**Given request**. Gather all lines in the entries below that include the word "número".

— START Data entries —

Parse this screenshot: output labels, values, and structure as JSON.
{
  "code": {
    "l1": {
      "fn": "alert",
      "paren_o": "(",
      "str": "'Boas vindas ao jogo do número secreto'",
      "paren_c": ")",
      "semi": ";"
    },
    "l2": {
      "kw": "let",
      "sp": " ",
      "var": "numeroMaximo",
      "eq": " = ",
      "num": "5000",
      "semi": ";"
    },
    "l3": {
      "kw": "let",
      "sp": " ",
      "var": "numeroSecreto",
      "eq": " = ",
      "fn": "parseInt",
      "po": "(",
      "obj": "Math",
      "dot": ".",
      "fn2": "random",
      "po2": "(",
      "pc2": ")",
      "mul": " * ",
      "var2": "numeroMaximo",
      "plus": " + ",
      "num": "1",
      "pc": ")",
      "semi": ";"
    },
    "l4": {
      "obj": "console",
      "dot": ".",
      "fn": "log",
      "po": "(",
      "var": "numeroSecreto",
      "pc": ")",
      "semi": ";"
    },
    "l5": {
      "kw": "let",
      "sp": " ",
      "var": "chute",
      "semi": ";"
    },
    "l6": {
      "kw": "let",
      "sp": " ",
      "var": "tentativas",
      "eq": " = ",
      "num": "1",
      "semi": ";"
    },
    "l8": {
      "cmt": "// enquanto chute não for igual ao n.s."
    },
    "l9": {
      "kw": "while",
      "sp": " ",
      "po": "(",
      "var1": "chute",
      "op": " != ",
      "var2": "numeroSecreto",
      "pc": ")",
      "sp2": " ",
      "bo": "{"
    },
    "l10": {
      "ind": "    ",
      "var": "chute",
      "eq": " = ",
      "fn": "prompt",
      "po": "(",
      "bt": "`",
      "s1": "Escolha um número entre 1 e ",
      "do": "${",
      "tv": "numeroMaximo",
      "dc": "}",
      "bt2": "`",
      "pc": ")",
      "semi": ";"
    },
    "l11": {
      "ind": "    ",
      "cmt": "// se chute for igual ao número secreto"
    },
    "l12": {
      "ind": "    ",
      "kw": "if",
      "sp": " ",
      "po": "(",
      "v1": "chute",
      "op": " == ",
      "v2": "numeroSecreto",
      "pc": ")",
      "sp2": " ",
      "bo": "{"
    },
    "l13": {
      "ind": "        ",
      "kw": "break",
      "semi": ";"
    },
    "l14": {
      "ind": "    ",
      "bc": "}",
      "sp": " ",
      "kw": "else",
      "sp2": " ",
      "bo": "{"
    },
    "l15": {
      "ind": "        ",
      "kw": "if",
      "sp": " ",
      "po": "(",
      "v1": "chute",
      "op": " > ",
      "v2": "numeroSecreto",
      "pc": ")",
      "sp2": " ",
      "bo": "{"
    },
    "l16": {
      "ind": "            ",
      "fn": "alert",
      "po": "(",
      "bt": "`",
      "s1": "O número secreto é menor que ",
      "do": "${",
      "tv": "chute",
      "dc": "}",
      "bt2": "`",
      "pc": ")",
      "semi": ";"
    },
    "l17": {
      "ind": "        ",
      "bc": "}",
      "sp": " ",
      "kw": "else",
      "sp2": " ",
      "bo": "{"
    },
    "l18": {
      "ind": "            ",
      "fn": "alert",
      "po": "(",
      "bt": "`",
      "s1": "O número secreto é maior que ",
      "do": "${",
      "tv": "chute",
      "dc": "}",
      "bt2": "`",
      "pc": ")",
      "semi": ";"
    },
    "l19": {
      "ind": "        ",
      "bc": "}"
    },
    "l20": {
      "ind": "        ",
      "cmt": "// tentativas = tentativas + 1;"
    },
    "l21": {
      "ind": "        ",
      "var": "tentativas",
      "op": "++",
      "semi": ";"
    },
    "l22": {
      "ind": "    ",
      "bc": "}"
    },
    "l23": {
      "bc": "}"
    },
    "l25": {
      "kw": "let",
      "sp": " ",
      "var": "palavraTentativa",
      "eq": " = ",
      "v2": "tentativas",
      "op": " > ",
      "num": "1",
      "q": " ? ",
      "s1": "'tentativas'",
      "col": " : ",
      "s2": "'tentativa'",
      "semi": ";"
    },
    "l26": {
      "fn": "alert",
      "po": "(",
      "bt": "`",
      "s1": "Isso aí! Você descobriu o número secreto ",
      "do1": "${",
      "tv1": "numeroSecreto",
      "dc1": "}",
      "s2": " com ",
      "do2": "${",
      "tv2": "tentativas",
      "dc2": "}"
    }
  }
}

— END Data entries —
— START Data entries —

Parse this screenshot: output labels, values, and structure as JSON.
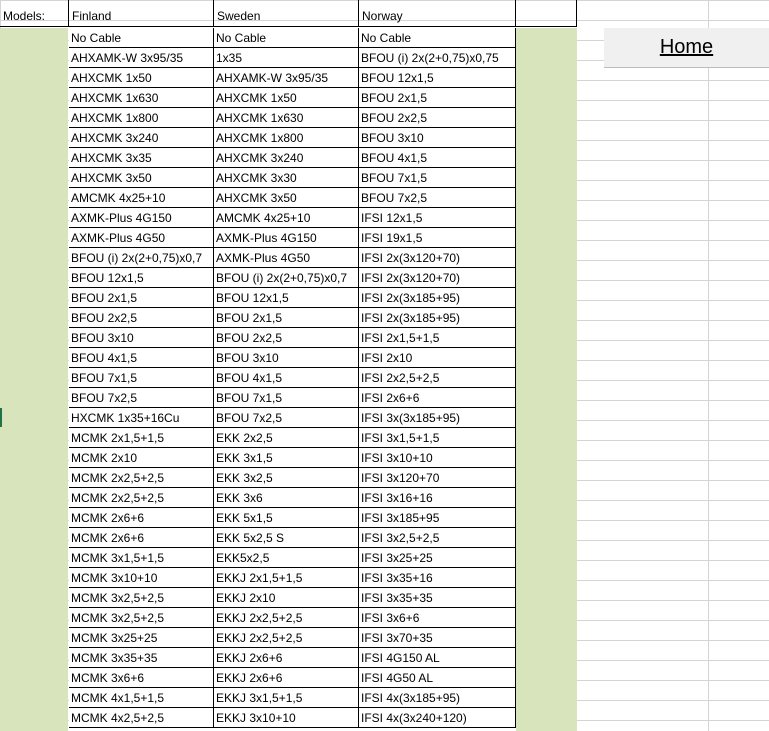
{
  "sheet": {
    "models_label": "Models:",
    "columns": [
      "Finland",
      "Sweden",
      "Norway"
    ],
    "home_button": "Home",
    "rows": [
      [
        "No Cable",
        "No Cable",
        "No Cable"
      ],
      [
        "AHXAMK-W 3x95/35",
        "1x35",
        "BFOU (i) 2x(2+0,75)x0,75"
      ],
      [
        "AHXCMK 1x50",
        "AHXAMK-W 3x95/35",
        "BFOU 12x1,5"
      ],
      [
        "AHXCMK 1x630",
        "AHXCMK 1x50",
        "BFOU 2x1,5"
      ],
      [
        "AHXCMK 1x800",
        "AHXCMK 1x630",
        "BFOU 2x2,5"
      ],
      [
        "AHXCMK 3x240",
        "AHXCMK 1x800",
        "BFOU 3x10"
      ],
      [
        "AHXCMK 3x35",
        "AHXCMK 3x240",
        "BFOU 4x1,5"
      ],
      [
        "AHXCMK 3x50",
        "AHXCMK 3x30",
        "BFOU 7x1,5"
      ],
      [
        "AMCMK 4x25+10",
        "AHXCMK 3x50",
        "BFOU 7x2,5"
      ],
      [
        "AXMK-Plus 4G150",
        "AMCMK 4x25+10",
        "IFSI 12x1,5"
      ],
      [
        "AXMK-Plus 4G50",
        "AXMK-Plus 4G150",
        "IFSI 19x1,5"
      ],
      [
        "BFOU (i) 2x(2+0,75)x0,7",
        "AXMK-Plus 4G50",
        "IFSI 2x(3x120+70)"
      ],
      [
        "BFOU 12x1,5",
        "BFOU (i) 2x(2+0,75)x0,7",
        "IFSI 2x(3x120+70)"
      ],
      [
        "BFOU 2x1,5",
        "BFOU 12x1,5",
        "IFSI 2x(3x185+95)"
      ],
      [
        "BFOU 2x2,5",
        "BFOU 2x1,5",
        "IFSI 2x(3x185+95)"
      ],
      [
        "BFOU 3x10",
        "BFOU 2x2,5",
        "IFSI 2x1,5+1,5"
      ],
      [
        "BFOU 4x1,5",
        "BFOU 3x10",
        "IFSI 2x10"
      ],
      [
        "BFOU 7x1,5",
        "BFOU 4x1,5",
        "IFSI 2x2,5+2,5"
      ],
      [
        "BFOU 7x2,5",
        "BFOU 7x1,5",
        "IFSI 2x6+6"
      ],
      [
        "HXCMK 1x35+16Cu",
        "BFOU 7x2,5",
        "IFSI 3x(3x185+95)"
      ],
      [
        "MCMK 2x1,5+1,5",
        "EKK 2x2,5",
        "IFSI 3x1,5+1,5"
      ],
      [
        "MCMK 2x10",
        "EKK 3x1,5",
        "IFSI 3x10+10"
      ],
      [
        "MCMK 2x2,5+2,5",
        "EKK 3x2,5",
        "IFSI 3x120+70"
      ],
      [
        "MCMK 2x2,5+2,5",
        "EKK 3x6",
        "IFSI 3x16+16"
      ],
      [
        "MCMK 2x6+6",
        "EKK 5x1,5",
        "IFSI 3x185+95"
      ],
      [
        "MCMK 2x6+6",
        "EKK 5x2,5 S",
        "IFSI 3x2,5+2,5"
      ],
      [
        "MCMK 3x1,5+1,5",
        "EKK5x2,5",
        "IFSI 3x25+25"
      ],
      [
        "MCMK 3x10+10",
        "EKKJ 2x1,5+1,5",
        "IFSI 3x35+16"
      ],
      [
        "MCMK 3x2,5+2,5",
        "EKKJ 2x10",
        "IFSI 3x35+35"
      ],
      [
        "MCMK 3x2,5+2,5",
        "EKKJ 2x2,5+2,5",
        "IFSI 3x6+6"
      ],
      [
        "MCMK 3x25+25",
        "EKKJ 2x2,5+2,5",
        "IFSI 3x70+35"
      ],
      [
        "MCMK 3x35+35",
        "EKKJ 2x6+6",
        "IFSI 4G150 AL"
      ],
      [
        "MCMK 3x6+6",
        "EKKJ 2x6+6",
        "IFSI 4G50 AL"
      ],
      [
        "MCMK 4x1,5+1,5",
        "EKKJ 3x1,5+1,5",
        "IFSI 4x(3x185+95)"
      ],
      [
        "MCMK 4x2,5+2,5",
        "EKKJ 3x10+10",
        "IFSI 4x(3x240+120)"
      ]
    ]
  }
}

— END Data entries —
— START Data entries —

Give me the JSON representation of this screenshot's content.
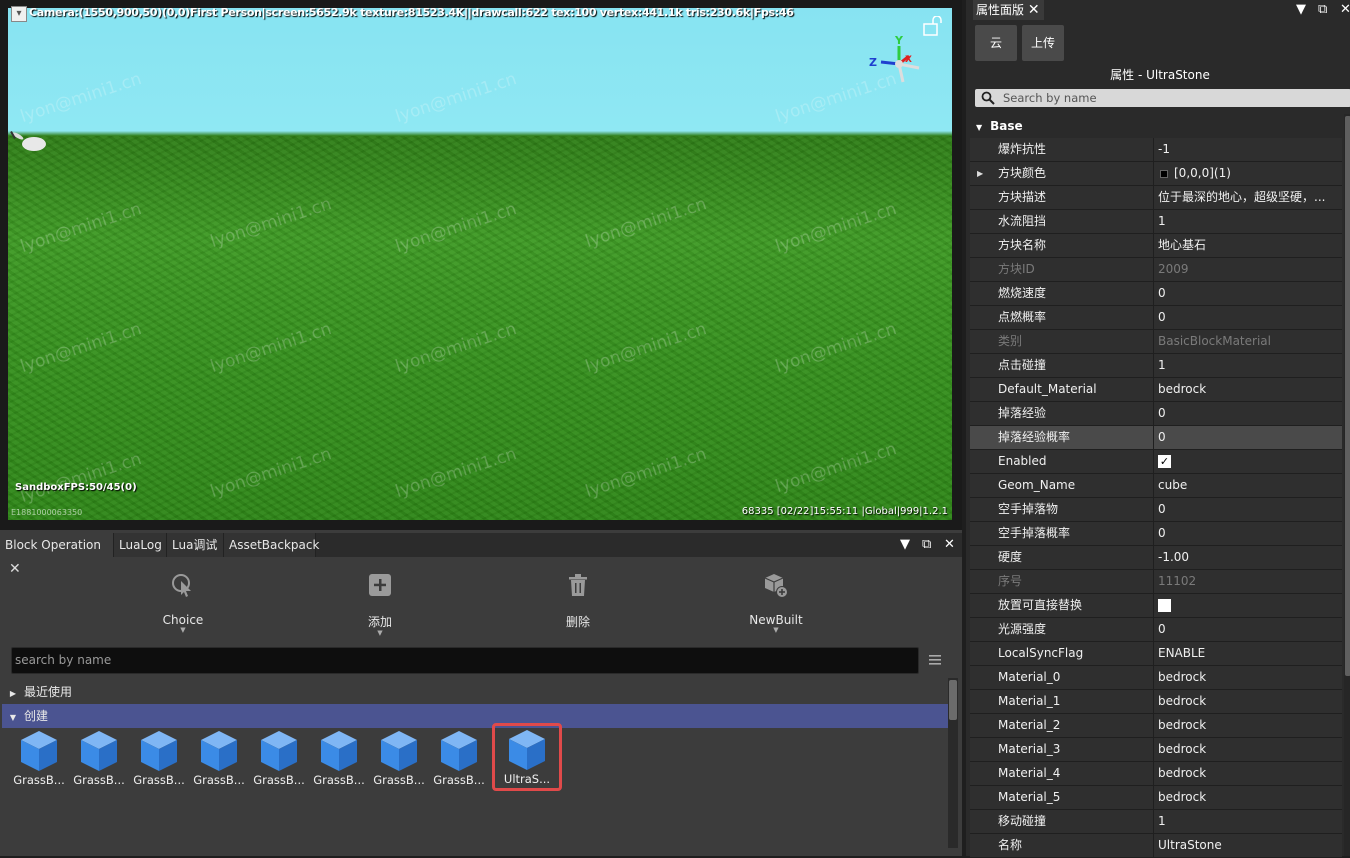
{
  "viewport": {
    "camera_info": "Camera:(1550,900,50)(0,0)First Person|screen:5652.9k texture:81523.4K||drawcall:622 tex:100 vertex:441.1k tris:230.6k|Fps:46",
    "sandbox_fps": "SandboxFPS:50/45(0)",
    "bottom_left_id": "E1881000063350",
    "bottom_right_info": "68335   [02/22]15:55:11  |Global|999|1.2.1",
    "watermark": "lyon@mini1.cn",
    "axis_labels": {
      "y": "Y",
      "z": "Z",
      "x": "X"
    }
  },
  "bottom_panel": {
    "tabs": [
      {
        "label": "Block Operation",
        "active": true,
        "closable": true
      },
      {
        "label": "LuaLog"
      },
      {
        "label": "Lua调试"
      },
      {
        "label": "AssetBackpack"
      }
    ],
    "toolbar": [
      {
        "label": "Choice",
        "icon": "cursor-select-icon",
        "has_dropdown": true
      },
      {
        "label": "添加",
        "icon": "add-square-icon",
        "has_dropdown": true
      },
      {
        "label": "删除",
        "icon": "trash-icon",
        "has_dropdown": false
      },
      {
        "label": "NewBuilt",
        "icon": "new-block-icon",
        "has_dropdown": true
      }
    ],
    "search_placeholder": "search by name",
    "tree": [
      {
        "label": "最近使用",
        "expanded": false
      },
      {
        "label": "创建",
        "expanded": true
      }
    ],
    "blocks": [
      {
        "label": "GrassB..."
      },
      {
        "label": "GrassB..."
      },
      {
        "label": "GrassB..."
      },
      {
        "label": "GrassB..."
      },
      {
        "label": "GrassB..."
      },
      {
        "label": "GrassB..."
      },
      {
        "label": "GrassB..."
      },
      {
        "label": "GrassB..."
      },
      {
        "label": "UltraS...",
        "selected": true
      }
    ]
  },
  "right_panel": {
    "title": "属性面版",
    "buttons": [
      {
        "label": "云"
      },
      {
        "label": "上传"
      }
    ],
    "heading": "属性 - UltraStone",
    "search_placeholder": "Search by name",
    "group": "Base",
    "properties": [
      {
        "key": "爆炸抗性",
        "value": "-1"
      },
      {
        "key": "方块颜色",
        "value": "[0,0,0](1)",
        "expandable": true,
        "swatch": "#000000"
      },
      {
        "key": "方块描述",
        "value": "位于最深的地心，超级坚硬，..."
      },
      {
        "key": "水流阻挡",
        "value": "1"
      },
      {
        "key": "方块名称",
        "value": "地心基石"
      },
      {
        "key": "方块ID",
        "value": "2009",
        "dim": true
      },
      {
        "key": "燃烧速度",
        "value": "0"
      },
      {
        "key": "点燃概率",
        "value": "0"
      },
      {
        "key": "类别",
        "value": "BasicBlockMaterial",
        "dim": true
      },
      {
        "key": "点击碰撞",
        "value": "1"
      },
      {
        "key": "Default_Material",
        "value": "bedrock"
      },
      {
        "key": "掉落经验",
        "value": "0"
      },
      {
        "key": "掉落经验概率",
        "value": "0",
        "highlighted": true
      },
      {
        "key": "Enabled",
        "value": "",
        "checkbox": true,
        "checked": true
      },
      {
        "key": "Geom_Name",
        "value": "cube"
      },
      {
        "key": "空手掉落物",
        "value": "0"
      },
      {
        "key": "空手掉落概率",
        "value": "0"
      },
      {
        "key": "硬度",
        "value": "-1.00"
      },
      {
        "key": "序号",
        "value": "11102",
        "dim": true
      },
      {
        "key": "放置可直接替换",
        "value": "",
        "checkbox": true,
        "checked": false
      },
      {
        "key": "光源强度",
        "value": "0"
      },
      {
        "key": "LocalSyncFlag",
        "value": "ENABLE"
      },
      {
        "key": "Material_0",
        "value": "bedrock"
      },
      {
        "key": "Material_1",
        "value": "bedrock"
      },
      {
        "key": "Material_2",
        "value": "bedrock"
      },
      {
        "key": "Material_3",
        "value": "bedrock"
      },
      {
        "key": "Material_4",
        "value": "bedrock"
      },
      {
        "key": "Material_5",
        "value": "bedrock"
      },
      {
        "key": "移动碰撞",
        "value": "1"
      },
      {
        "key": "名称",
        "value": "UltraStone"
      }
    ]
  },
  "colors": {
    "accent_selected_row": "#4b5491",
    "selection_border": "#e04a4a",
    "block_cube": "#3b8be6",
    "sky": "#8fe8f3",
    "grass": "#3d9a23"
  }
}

— END Data entries —

**Solution for this problem**.
      "str": "'Boas vindas ao jogo do número secreto'",
      "s1": "Escolha um número entre 1 e ",
      "cmt": "// se chute for igual ao número secreto"
      "s1": "O número secreto é menor que ",
      "s1": "O número secreto é maior que ",
      "s1": "Isso aí! Você descobriu o número secreto ",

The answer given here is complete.